[Extracted records]
· · · · ·

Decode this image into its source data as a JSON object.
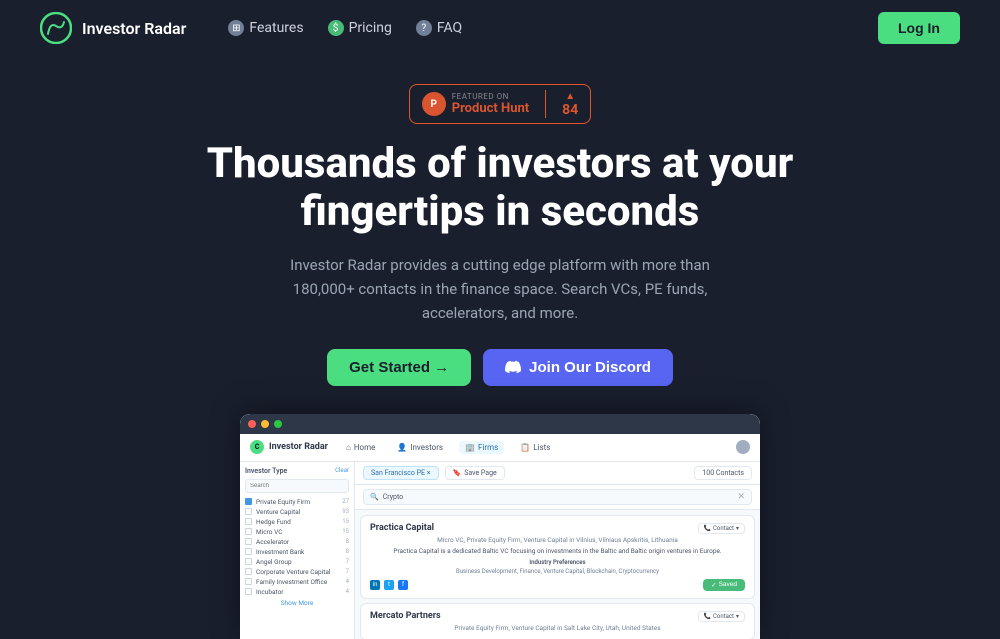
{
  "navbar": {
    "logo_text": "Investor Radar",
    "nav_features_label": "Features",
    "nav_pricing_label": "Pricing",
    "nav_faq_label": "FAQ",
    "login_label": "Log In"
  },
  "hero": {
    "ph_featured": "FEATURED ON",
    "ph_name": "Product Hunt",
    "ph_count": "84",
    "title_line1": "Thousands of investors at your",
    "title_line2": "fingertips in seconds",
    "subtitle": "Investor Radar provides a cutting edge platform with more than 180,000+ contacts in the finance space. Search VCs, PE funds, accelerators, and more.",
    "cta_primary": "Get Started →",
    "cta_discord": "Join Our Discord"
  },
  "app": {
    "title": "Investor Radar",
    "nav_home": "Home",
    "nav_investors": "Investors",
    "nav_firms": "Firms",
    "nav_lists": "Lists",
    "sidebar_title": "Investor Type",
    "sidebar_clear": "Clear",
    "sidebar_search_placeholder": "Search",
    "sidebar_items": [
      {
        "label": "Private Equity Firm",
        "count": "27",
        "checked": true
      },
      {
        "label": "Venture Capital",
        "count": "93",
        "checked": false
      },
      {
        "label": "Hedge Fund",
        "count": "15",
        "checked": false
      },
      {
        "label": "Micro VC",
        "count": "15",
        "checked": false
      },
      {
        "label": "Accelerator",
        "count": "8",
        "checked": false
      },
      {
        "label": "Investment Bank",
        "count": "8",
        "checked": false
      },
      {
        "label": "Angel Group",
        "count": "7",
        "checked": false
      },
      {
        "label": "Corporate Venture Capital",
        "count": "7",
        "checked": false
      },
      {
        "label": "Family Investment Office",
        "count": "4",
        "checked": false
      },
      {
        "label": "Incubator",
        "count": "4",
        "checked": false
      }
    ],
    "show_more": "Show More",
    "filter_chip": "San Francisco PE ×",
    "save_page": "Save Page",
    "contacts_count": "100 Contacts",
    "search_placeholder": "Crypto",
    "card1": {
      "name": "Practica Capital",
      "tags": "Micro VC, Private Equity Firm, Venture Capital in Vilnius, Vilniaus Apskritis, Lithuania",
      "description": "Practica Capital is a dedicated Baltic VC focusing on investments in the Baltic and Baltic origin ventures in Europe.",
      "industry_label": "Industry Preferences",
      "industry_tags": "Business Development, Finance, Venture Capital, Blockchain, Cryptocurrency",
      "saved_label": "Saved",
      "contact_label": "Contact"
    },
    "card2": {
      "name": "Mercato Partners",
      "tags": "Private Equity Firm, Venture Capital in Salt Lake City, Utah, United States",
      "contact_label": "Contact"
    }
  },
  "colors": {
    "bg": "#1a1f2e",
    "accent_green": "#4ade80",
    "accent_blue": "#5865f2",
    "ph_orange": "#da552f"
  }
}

· · · · ·

WHAT YOU ARE ASKED TO DO:
Print all of the entries word for word. Skip any images they contain.

RESULT FOR THIS TASK:
Decode this image into its source data as a JSON object.
{
  "navbar": {
    "logo_text": "Investor Radar",
    "nav_features_label": "Features",
    "nav_pricing_label": "Pricing",
    "nav_faq_label": "FAQ",
    "login_label": "Log In"
  },
  "hero": {
    "ph_featured": "FEATURED ON",
    "ph_name": "Product Hunt",
    "ph_count": "84",
    "title_line1": "Thousands of investors at your",
    "title_line2": "fingertips in seconds",
    "subtitle": "Investor Radar provides a cutting edge platform with more than 180,000+ contacts in the finance space. Search VCs, PE funds, accelerators, and more.",
    "cta_primary": "Get Started →",
    "cta_discord": "Join Our Discord"
  },
  "app": {
    "title": "Investor Radar",
    "nav_home": "Home",
    "nav_investors": "Investors",
    "nav_firms": "Firms",
    "nav_lists": "Lists",
    "sidebar_title": "Investor Type",
    "sidebar_clear": "Clear",
    "sidebar_search_placeholder": "Search",
    "sidebar_items": [
      {
        "label": "Private Equity Firm",
        "count": "27",
        "checked": true
      },
      {
        "label": "Venture Capital",
        "count": "93",
        "checked": false
      },
      {
        "label": "Hedge Fund",
        "count": "15",
        "checked": false
      },
      {
        "label": "Micro VC",
        "count": "15",
        "checked": false
      },
      {
        "label": "Accelerator",
        "count": "8",
        "checked": false
      },
      {
        "label": "Investment Bank",
        "count": "8",
        "checked": false
      },
      {
        "label": "Angel Group",
        "count": "7",
        "checked": false
      },
      {
        "label": "Corporate Venture Capital",
        "count": "7",
        "checked": false
      },
      {
        "label": "Family Investment Office",
        "count": "4",
        "checked": false
      },
      {
        "label": "Incubator",
        "count": "4",
        "checked": false
      }
    ],
    "show_more": "Show More",
    "filter_chip": "San Francisco PE ×",
    "save_page": "Save Page",
    "contacts_count": "100 Contacts",
    "search_placeholder": "Crypto",
    "card1": {
      "name": "Practica Capital",
      "tags": "Micro VC, Private Equity Firm, Venture Capital in Vilnius, Vilniaus Apskritis, Lithuania",
      "description": "Practica Capital is a dedicated Baltic VC focusing on investments in the Baltic and Baltic origin ventures in Europe.",
      "industry_label": "Industry Preferences",
      "industry_tags": "Business Development, Finance, Venture Capital, Blockchain, Cryptocurrency",
      "saved_label": "Saved",
      "contact_label": "Contact"
    },
    "card2": {
      "name": "Mercato Partners",
      "tags": "Private Equity Firm, Venture Capital in Salt Lake City, Utah, United States",
      "contact_label": "Contact"
    }
  },
  "colors": {
    "bg": "#1a1f2e",
    "accent_green": "#4ade80",
    "accent_blue": "#5865f2",
    "ph_orange": "#da552f"
  }
}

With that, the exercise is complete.